[Goal]
Return every line of the records below verbatim, with no pictures in the copy.

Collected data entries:
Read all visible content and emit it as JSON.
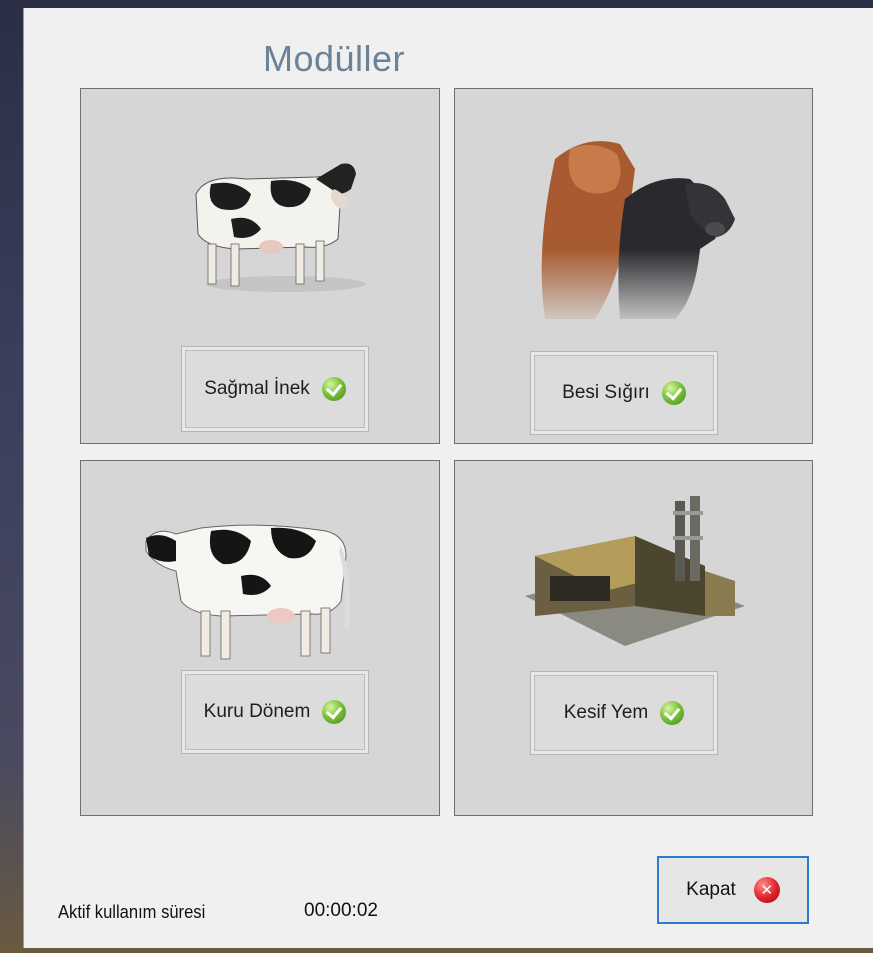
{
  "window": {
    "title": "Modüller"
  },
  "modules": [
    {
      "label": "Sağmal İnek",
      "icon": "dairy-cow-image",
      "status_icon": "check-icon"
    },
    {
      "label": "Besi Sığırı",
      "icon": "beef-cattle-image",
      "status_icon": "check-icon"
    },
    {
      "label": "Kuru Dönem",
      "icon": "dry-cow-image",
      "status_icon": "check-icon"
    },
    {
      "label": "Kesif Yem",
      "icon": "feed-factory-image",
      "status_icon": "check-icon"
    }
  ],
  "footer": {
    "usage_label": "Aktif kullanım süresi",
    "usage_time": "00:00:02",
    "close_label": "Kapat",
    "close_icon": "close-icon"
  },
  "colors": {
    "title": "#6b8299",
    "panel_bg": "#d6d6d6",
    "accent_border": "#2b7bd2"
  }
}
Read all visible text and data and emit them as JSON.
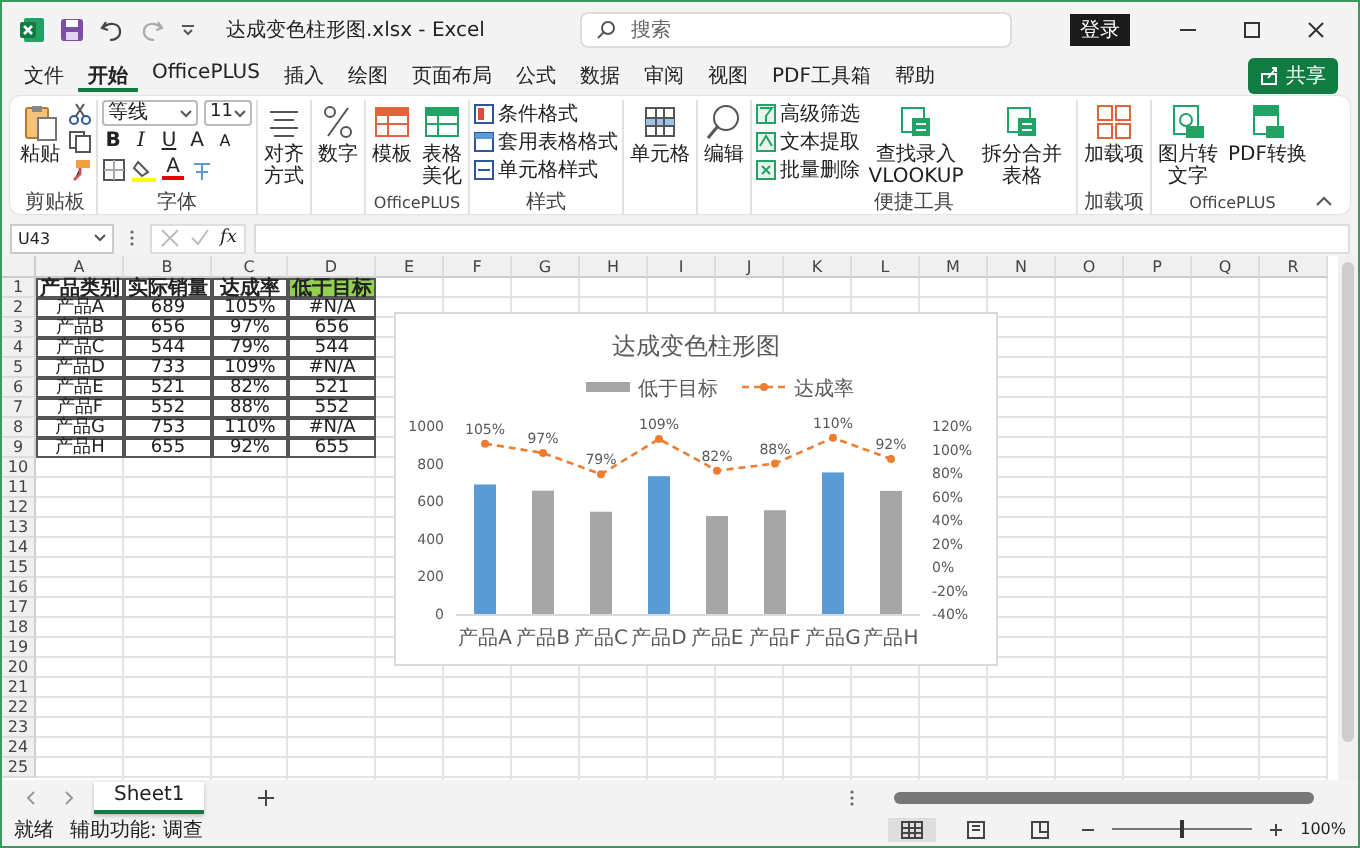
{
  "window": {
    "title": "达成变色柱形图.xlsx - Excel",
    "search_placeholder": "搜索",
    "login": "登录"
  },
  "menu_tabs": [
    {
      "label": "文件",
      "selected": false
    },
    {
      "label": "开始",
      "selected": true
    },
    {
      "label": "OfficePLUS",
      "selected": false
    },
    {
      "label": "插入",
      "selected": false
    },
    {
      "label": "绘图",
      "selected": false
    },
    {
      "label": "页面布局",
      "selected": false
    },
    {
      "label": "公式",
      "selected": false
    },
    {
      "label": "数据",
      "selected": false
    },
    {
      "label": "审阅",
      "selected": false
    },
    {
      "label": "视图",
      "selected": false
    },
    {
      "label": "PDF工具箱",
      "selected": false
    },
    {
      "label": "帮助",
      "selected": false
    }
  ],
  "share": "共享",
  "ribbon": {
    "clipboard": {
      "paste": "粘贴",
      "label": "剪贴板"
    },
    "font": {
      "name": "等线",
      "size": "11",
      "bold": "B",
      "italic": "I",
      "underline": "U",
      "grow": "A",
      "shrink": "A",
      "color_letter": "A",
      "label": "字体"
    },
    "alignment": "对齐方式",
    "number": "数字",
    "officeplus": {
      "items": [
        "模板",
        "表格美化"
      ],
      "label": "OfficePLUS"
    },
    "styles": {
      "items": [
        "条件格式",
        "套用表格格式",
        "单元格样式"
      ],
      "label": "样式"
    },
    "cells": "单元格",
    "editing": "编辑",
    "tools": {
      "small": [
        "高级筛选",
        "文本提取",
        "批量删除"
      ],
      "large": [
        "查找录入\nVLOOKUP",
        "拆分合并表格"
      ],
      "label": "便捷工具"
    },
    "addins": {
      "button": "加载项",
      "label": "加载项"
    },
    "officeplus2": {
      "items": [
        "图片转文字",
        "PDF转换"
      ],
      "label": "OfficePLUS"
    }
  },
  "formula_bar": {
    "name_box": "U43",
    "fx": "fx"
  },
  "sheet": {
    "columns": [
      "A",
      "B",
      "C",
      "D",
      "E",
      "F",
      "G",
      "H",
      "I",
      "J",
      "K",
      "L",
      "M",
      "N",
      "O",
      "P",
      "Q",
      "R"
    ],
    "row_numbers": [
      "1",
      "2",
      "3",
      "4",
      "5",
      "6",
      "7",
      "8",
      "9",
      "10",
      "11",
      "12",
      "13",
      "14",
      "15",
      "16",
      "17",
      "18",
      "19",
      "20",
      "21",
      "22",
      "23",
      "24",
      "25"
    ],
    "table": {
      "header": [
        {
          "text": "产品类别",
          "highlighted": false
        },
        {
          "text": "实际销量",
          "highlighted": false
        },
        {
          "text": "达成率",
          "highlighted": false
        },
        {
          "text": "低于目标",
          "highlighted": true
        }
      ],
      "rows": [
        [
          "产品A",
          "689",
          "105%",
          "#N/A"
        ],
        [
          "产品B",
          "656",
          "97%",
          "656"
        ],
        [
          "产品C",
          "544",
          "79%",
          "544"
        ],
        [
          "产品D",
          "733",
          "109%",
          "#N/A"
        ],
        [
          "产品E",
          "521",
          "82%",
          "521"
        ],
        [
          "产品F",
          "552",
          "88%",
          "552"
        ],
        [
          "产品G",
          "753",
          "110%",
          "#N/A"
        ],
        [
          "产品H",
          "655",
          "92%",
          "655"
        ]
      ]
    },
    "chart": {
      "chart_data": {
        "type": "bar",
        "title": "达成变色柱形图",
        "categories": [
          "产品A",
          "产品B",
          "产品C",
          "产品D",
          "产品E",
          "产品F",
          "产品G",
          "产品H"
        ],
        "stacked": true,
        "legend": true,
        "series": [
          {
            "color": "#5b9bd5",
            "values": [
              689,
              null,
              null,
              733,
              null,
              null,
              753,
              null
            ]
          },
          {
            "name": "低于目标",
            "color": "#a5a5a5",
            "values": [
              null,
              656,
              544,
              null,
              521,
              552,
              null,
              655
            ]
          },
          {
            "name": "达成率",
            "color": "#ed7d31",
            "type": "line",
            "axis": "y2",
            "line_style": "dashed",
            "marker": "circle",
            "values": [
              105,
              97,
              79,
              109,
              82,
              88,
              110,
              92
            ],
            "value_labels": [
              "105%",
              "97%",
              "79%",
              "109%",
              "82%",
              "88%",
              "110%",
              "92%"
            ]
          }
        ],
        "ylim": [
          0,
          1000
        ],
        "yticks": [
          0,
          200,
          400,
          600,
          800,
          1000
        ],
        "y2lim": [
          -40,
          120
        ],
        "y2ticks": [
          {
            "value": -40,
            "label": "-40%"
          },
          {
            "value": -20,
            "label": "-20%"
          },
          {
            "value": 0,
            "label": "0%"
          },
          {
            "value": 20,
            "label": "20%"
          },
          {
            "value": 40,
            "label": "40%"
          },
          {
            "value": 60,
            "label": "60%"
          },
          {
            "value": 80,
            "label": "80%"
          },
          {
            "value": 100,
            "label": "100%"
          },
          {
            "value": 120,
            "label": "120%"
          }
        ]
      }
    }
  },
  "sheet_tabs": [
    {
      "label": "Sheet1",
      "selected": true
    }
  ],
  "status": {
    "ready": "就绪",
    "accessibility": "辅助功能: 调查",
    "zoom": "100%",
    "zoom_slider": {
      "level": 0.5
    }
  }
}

[Result below]
Read all visible content and emit it as JSON.
{
  "window": {
    "title": "Modüller"
  },
  "modules": [
    {
      "label": "Sağmal İnek",
      "icon": "dairy-cow-image",
      "status_icon": "check-icon"
    },
    {
      "label": "Besi Sığırı",
      "icon": "beef-cattle-image",
      "status_icon": "check-icon"
    },
    {
      "label": "Kuru Dönem",
      "icon": "dry-cow-image",
      "status_icon": "check-icon"
    },
    {
      "label": "Kesif Yem",
      "icon": "feed-factory-image",
      "status_icon": "check-icon"
    }
  ],
  "footer": {
    "usage_label": "Aktif kullanım süresi",
    "usage_time": "00:00:02",
    "close_label": "Kapat",
    "close_icon": "close-icon"
  },
  "colors": {
    "title": "#6b8299",
    "panel_bg": "#d6d6d6",
    "accent_border": "#2b7bd2"
  }
}
Read all visible text and data and emit them as JSON.
{
  "window": {
    "title": "达成变色柱形图.xlsx - Excel",
    "search_placeholder": "搜索",
    "login": "登录"
  },
  "menu_tabs": [
    {
      "label": "文件",
      "selected": false
    },
    {
      "label": "开始",
      "selected": true
    },
    {
      "label": "OfficePLUS",
      "selected": false
    },
    {
      "label": "插入",
      "selected": false
    },
    {
      "label": "绘图",
      "selected": false
    },
    {
      "label": "页面布局",
      "selected": false
    },
    {
      "label": "公式",
      "selected": false
    },
    {
      "label": "数据",
      "selected": false
    },
    {
      "label": "审阅",
      "selected": false
    },
    {
      "label": "视图",
      "selected": false
    },
    {
      "label": "PDF工具箱",
      "selected": false
    },
    {
      "label": "帮助",
      "selected": false
    }
  ],
  "share": "共享",
  "ribbon": {
    "clipboard": {
      "paste": "粘贴",
      "label": "剪贴板"
    },
    "font": {
      "name": "等线",
      "size": "11",
      "bold": "B",
      "italic": "I",
      "underline": "U",
      "grow": "A",
      "shrink": "A",
      "color_letter": "A",
      "label": "字体"
    },
    "alignment": "对齐方式",
    "number": "数字",
    "officeplus": {
      "items": [
        "模板",
        "表格美化"
      ],
      "label": "OfficePLUS"
    },
    "styles": {
      "items": [
        "条件格式",
        "套用表格格式",
        "单元格样式"
      ],
      "label": "样式"
    },
    "cells": "单元格",
    "editing": "编辑",
    "tools": {
      "small": [
        "高级筛选",
        "文本提取",
        "批量删除"
      ],
      "large": [
        "查找录入\nVLOOKUP",
        "拆分合并表格"
      ],
      "label": "便捷工具"
    },
    "addins": {
      "button": "加载项",
      "label": "加载项"
    },
    "officeplus2": {
      "items": [
        "图片转文字",
        "PDF转换"
      ],
      "label": "OfficePLUS"
    }
  },
  "formula_bar": {
    "name_box": "U43",
    "fx": "fx"
  },
  "sheet": {
    "columns": [
      "A",
      "B",
      "C",
      "D",
      "E",
      "F",
      "G",
      "H",
      "I",
      "J",
      "K",
      "L",
      "M",
      "N",
      "O",
      "P",
      "Q",
      "R"
    ],
    "row_numbers": [
      "1",
      "2",
      "3",
      "4",
      "5",
      "6",
      "7",
      "8",
      "9",
      "10",
      "11",
      "12",
      "13",
      "14",
      "15",
      "16",
      "17",
      "18",
      "19",
      "20",
      "21",
      "22",
      "23",
      "24",
      "25"
    ],
    "table": {
      "header": [
        {
          "text": "产品类别",
          "highlighted": false
        },
        {
          "text": "实际销量",
          "highlighted": false
        },
        {
          "text": "达成率",
          "highlighted": false
        },
        {
          "text": "低于目标",
          "highlighted": true
        }
      ],
      "rows": [
        [
          "产品A",
          "689",
          "105%",
          "#N/A"
        ],
        [
          "产品B",
          "656",
          "97%",
          "656"
        ],
        [
          "产品C",
          "544",
          "79%",
          "544"
        ],
        [
          "产品D",
          "733",
          "109%",
          "#N/A"
        ],
        [
          "产品E",
          "521",
          "82%",
          "521"
        ],
        [
          "产品F",
          "552",
          "88%",
          "552"
        ],
        [
          "产品G",
          "753",
          "110%",
          "#N/A"
        ],
        [
          "产品H",
          "655",
          "92%",
          "655"
        ]
      ]
    },
    "chart": {
      "chart_data": {
        "type": "bar",
        "title": "达成变色柱形图",
        "categories": [
          "产品A",
          "产品B",
          "产品C",
          "产品D",
          "产品E",
          "产品F",
          "产品G",
          "产品H"
        ],
        "stacked": true,
        "legend": true,
        "series": [
          {
            "color": "#5b9bd5",
            "values": [
              689,
              null,
              null,
              733,
              null,
              null,
              753,
              null
            ]
          },
          {
            "name": "低于目标",
            "color": "#a5a5a5",
            "values": [
              null,
              656,
              544,
              null,
              521,
              552,
              null,
              655
            ]
          },
          {
            "name": "达成率",
            "color": "#ed7d31",
            "type": "line",
            "axis": "y2",
            "line_style": "dashed",
            "marker": "circle",
            "values": [
              105,
              97,
              79,
              109,
              82,
              88,
              110,
              92
            ],
            "value_labels": [
              "105%",
              "97%",
              "79%",
              "109%",
              "82%",
              "88%",
              "110%",
              "92%"
            ]
          }
        ],
        "ylim": [
          0,
          1000
        ],
        "yticks": [
          0,
          200,
          400,
          600,
          800,
          1000
        ],
        "y2lim": [
          -40,
          120
        ],
        "y2ticks": [
          {
            "value": -40,
            "label": "-40%"
          },
          {
            "value": -20,
            "label": "-20%"
          },
          {
            "value": 0,
            "label": "0%"
          },
          {
            "value": 20,
            "label": "20%"
          },
          {
            "value": 40,
            "label": "40%"
          },
          {
            "value": 60,
            "label": "60%"
          },
          {
            "value": 80,
            "label": "80%"
          },
          {
            "value": 100,
            "label": "100%"
          },
          {
            "value": 120,
            "label": "120%"
          }
        ]
      }
    }
  },
  "sheet_tabs": [
    {
      "label": "Sheet1",
      "selected": true
    }
  ],
  "status": {
    "ready": "就绪",
    "accessibility": "辅助功能: 调查",
    "zoom": "100%",
    "zoom_slider": {
      "level": 0.5
    }
  }
}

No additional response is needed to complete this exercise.